[start of ENTRIES SHOWN]
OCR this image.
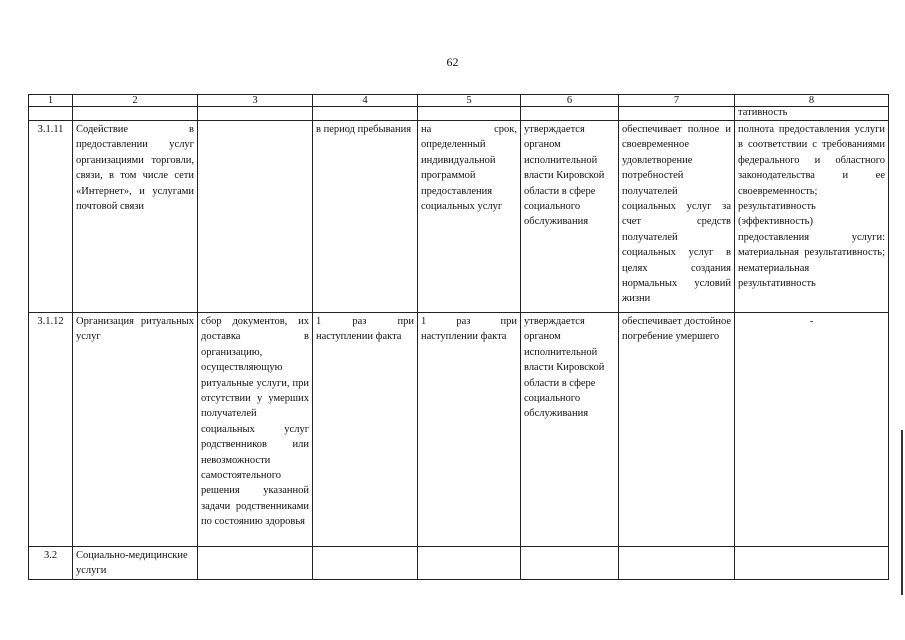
62
1	2	3	4	5	6	7	8
							тативность
3.1.11	Содействие в предоставлении услуг организациями торговли, связи, в том числе сети «Интернет», и услугами почтовой связи		в период пребывания	на срок, определенный индивидуальной программой предоставления социальных услуг	утверждается органом исполнительной власти Кировской области в сфере социального обслуживания	обеспечивает полное и своевременное удовлетворение потребностей получателей социальных услуг за счет средств получателей социальных услуг в целях создания нормальных условий жизни	полнота предоставления услуги в соответствии с требованиями федерального и областного законодательства и ее своевременность; результативность (эффективность) предоставления услуги: материальная результативность; нематериальная результативность
3.1.12	Организация ритуальных услуг	сбор документов, их доставка в организацию, осуществляющую ритуальные услуги, при отсутствии у умерших получателей социальных услуг родственников или невозможности самостоятельного решения указанной задачи родственниками по состоянию здоровья	1 раз при наступлении факта	1 раз при наступлении факта	утверждается органом исполнительной власти Кировской области в сфере социального обслуживания	обеспечивает достойное погребение умершего	-
3.2	Социально-медицинские услуги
[end of ENTRIES SHOWN]
Copy the material shown above in full and exactly. Skip the pictures.

*EXPECTED OUTPUT*:
OCR this image.
62
1	2	3	4	5	6	7	8
							тативность
3.1.11	Содействие в предоставлении услуг организациями торговли, связи, в том числе сети «Интернет», и услугами почтовой связи		в период пребывания	на срок, определенный индивидуальной программой предоставления социальных услуг	утверждается органом исполнительной власти Кировской области в сфере социального обслуживания	обеспечивает полное и своевременное удовлетворение потребностей получателей социальных услуг за счет средств получателей социальных услуг в целях создания нормальных условий жизни	полнота предоставления услуги в соответствии с требованиями федерального и областного законодательства и ее своевременность; результативность (эффективность) предоставления услуги: материальная результативность; нематериальная результативность
3.1.12	Организация ритуальных услуг	сбор документов, их доставка в организацию, осуществляющую ритуальные услуги, при отсутствии у умерших получателей социальных услуг родственников или невозможности самостоятельного решения указанной задачи родственниками по состоянию здоровья	1 раз при наступлении факта	1 раз при наступлении факта	утверждается органом исполнительной власти Кировской области в сфере социального обслуживания	обеспечивает достойное погребение умершего	-
3.2	Социально-медицинские услуги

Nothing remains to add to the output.